Gather the lines that hold the string "bilan".

Entries from a dataset:
::::::

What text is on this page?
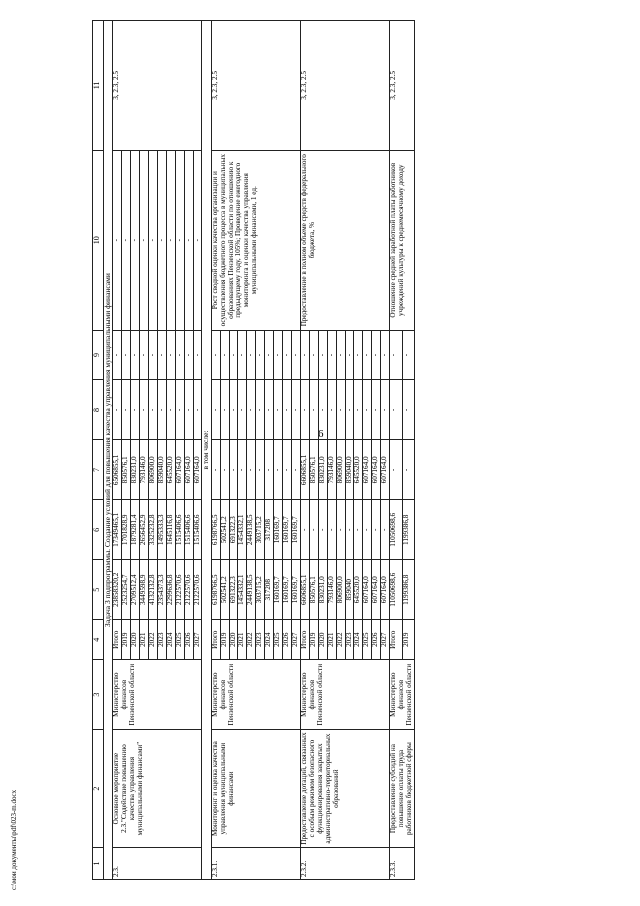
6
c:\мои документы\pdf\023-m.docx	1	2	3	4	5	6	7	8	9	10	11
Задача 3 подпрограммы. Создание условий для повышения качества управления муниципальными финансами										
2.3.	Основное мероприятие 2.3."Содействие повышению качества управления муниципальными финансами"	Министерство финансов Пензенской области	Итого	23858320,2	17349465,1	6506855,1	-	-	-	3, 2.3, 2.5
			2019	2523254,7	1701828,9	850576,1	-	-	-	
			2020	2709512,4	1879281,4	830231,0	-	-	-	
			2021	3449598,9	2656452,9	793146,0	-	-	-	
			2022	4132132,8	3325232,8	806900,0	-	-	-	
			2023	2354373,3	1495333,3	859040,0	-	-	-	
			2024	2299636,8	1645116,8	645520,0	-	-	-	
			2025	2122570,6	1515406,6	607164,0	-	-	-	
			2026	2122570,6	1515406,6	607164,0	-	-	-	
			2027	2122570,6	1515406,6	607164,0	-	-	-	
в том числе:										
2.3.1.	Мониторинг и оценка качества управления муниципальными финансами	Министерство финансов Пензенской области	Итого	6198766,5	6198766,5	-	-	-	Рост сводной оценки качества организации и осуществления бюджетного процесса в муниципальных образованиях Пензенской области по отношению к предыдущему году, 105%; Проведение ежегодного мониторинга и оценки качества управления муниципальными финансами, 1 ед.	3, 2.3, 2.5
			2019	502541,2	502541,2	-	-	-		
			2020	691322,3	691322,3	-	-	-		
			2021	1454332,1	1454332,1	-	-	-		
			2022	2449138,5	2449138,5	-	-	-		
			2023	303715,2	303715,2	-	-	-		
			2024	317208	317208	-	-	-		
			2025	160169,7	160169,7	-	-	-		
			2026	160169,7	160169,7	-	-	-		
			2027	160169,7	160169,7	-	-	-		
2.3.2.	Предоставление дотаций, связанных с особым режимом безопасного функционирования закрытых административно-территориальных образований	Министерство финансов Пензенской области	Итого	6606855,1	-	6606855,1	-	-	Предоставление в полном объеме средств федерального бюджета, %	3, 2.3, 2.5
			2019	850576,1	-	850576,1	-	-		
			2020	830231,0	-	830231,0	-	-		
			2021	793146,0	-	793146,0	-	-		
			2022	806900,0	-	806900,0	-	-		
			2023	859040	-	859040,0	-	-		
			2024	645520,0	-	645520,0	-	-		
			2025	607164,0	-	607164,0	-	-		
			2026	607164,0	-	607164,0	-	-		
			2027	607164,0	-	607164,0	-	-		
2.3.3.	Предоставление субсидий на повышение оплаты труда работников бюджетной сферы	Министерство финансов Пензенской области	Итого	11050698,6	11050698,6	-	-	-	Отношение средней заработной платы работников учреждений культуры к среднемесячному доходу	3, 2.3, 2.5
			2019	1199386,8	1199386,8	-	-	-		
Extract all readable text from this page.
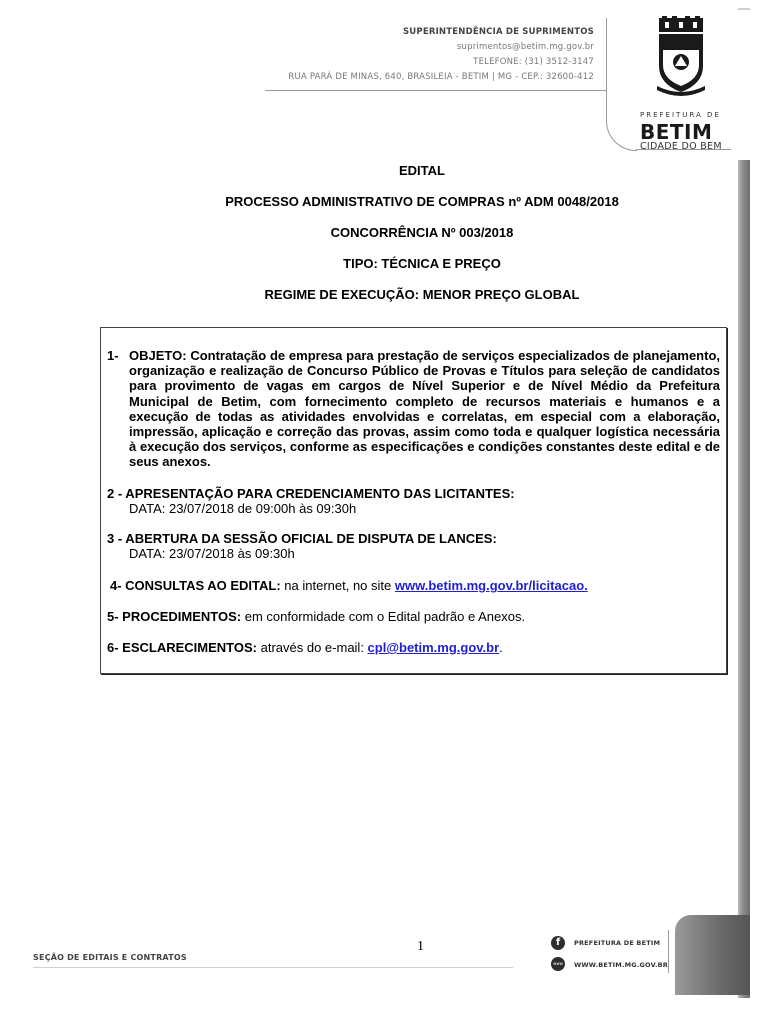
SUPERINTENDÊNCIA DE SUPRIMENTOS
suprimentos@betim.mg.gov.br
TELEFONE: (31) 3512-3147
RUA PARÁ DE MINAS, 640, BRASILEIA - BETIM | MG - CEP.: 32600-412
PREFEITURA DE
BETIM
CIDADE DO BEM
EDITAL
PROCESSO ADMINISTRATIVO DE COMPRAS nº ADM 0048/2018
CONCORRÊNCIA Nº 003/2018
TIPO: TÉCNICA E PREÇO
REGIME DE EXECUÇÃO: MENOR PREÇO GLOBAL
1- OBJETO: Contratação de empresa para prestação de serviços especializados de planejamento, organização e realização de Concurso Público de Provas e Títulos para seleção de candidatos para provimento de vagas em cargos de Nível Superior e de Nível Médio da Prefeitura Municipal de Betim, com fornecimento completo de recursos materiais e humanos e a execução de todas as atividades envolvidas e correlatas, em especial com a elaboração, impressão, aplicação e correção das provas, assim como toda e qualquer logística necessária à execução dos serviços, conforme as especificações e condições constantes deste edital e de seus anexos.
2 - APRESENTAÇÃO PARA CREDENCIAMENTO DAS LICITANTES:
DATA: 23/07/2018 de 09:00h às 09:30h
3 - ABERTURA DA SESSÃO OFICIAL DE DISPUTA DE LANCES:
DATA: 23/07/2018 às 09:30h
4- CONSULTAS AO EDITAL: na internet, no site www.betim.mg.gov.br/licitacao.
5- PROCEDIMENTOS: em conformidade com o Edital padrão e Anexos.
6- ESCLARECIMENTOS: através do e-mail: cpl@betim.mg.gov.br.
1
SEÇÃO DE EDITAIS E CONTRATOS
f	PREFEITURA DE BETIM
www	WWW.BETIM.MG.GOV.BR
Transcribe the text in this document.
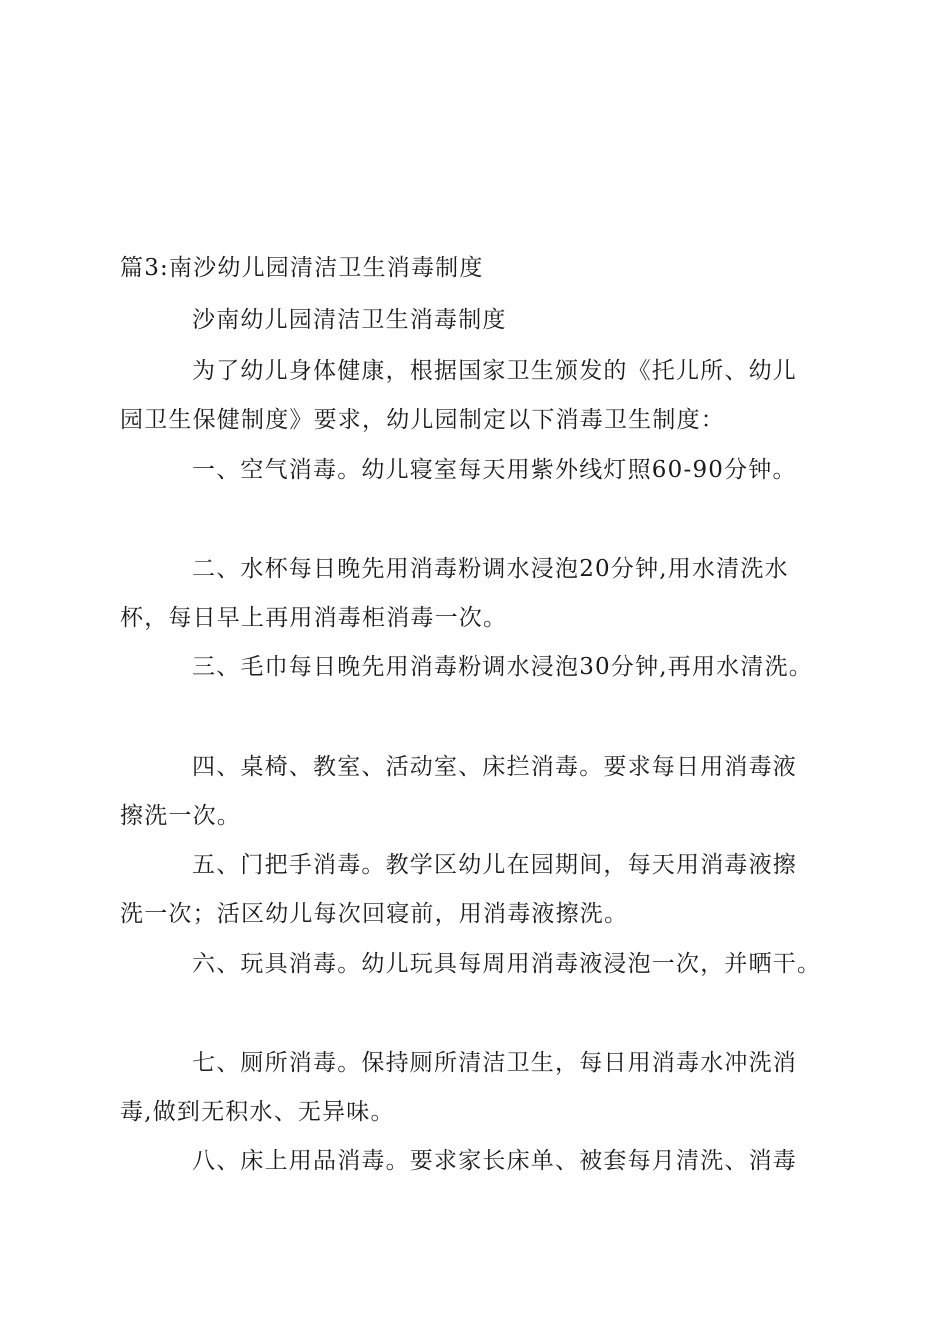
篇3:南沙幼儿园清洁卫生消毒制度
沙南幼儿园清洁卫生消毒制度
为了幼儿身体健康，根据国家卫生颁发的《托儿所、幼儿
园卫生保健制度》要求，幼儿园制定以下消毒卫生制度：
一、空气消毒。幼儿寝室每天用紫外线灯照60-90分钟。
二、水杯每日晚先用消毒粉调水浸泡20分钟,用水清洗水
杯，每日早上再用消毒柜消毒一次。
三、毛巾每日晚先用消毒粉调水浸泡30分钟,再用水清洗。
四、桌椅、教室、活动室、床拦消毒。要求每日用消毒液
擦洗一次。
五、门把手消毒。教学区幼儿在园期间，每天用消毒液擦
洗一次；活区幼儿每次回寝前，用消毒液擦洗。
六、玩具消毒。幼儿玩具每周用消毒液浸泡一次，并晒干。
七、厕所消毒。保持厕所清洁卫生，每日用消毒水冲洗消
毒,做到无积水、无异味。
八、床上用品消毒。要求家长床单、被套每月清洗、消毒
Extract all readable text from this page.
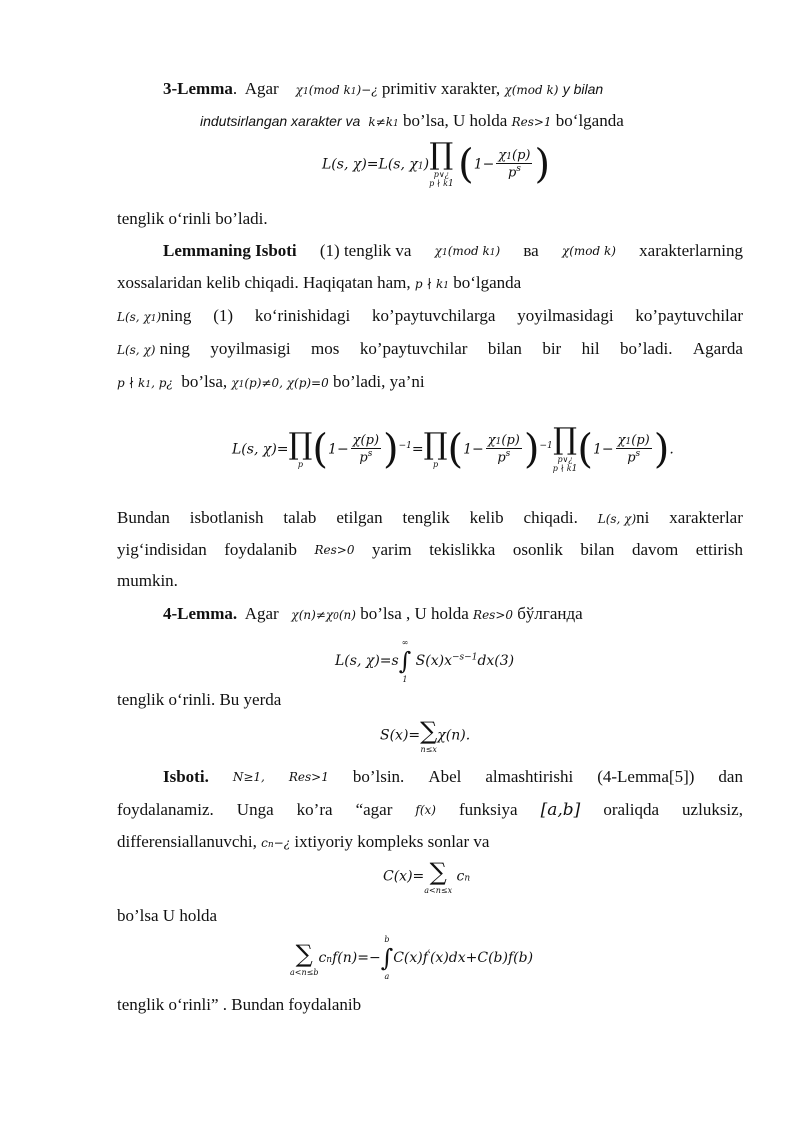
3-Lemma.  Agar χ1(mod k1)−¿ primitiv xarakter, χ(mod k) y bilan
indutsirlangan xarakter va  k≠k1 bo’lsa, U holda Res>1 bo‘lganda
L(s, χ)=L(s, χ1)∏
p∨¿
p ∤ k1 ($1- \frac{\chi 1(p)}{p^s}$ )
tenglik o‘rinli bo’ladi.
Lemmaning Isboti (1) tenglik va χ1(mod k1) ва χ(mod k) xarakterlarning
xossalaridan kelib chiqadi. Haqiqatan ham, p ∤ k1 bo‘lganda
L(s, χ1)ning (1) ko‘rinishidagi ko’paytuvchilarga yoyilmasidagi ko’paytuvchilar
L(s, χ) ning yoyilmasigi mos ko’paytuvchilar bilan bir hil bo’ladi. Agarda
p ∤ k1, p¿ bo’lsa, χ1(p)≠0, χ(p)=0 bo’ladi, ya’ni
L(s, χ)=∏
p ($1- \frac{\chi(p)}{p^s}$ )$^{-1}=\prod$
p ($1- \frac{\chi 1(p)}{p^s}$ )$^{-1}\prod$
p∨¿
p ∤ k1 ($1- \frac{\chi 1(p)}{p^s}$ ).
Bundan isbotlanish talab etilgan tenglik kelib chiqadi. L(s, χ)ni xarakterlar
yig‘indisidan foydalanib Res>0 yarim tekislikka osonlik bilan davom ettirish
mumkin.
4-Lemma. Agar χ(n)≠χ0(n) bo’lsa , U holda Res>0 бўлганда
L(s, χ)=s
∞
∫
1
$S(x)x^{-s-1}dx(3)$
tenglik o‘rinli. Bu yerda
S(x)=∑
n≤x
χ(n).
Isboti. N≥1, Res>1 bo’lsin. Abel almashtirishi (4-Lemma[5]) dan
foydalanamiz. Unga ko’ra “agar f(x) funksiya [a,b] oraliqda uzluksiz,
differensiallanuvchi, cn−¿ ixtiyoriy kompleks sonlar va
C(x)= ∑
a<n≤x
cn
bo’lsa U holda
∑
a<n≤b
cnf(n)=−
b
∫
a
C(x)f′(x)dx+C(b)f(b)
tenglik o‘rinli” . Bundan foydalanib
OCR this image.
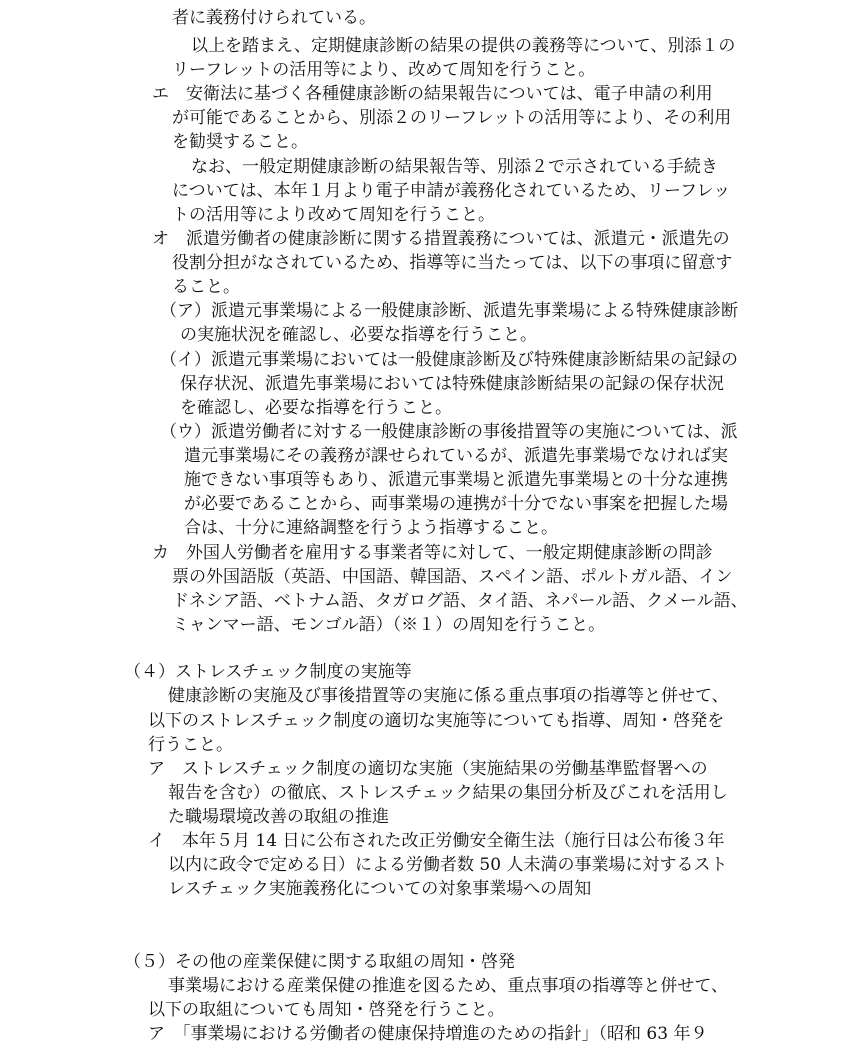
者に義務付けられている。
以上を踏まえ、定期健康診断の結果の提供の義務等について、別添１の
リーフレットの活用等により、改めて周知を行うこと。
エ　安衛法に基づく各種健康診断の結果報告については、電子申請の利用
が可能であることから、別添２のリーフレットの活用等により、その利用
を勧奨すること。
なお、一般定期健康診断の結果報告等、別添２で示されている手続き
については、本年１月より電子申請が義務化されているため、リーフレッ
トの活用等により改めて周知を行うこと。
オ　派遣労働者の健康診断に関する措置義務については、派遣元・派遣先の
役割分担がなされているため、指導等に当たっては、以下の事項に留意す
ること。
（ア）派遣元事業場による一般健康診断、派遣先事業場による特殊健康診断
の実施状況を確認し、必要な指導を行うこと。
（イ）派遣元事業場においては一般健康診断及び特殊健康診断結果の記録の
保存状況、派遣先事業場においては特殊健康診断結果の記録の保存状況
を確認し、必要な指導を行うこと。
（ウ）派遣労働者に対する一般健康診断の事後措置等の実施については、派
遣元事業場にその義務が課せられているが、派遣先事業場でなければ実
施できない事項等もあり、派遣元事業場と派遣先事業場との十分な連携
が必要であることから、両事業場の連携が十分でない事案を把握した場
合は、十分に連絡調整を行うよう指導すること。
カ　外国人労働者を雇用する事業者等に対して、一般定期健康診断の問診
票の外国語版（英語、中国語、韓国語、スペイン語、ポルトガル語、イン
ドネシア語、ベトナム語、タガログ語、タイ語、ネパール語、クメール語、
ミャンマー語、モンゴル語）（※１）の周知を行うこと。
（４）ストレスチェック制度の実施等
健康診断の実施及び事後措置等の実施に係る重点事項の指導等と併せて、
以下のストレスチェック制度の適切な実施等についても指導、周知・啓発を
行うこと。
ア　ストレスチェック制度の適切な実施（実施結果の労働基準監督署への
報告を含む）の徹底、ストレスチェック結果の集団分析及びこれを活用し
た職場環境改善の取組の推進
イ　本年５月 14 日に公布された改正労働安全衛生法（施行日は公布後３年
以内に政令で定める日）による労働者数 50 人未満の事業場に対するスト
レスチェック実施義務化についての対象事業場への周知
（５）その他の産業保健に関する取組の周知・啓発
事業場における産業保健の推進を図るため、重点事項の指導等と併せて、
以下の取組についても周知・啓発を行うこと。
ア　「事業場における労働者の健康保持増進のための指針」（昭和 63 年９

::::::

-- ANSWER IN FULL --
3-Lemma.  Agar χ1(mod k1)−¿ primitiv xarakter, χ(mod k) y bilan
L(s, χ) ning yoyilmasigi mos ko’paytuvchilar bilan bir hil bo’ladi. Agarda
yig‘indisidan foydalanib Res>0 yarim tekislikka osonlik bilan davom ettirish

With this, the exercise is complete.